DATA ENTRIES:
::::::

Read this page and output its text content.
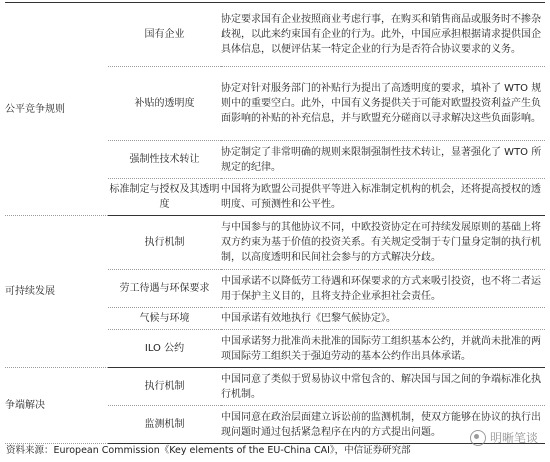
公平竞争规则	国有企业	协定要求国有企业按照商业考虑行事，在购买和销售商品或服务时不掺杂歧视，以此来约束国有企业的行为。此外，中国应承担根据请求提供国企具体信息，以便评估某一特定企业的行为是否符合协议要求的义务。
	补贴的透明度	协定对针对服务部门的补贴行为提出了高透明度的要求，填补了 WTO 规则中的重要空白。此外，中国有义务提供关于可能对欧盟投资利益产生负面影响的补贴的补充信息，并与欧盟充分磋商以寻求解决这些负面影响。
	强制性技术转让	协定制定了非常明确的规则来限制强制性技术转让，显著强化了 WTO 所规定的纪律。
	标准制定与授权及其透明度	中国将为欧盟公司提供平等进入标准制定机构的机会，还将提高授权的透明度、可预测性和公平性。
可持续发展	执行机制	与中国参与的其他协议不同，中欧投资协定在可持续发展原则的基础上将双方约束为基于价值的投资关系。有关规定受制于专门量身定制的执行机制，以高度透明和民间社会参与的方式解决分歧。
	劳工待遇与环保要求	中国承诺不以降低劳工待遇和环保要求的方式来吸引投资，也不将二者运用于保护主义目的，且将支持企业承担社会责任。
	气候与环境	中国承诺有效地执行《巴黎气候协定》。
	ILO 公约	中国承诺努力批准尚未批准的国际劳工组织基本公约，并就尚未批准的两项国际劳工组织关于强迫劳动的基本公约作出具体承诺。
争端解决	执行机制	中国同意了类似于贸易协议中常包含的、解决国与国之间的争端标准化执行机制。
	监测机制	中国同意在政治层面建立诉讼前的监测机制，使双方能够在协议的执行出现问题时通过包括紧急程序在内的方式提出问题。	明晰笔谈
资料来源：European Commission《Key elements of the EU-China CAI》，中信证券研究部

::::::

GOAL: From the records given above, reproduce all text exactly and exclude each picture.

EXERCISE SOLUTION:
Read this page and output its text content.
公平竞争规则	国有企业	协定要求国有企业按照商业考虑行事，在购买和销售商品或服务时不掺杂歧视，以此来约束国有企业的行为。此外，中国应承担根据请求提供国企具体信息，以便评估某一特定企业的行为是否符合协议要求的义务。
	补贴的透明度	协定对针对服务部门的补贴行为提出了高透明度的要求，填补了 WTO 规则中的重要空白。此外，中国有义务提供关于可能对欧盟投资利益产生负面影响的补贴的补充信息，并与欧盟充分磋商以寻求解决这些负面影响。
	强制性技术转让	协定制定了非常明确的规则来限制强制性技术转让，显著强化了 WTO 所规定的纪律。
	标准制定与授权及其透明度	中国将为欧盟公司提供平等进入标准制定机构的机会，还将提高授权的透明度、可预测性和公平性。
可持续发展	执行机制	与中国参与的其他协议不同，中欧投资协定在可持续发展原则的基础上将双方约束为基于价值的投资关系。有关规定受制于专门量身定制的执行机制，以高度透明和民间社会参与的方式解决分歧。
	劳工待遇与环保要求	中国承诺不以降低劳工待遇和环保要求的方式来吸引投资，也不将二者运用于保护主义目的，且将支持企业承担社会责任。
	气候与环境	中国承诺有效地执行《巴黎气候协定》。
	ILO 公约	中国承诺努力批准尚未批准的国际劳工组织基本公约，并就尚未批准的两项国际劳工组织关于强迫劳动的基本公约作出具体承诺。
争端解决	执行机制	中国同意了类似于贸易协议中常包含的、解决国与国之间的争端标准化执行机制。
	监测机制	中国同意在政治层面建立诉讼前的监测机制，使双方能够在协议的执行出现问题时通过包括紧急程序在内的方式提出问题。	明晰笔谈
资料来源：European Commission《Key elements of the EU-China CAI》，中信证券研究部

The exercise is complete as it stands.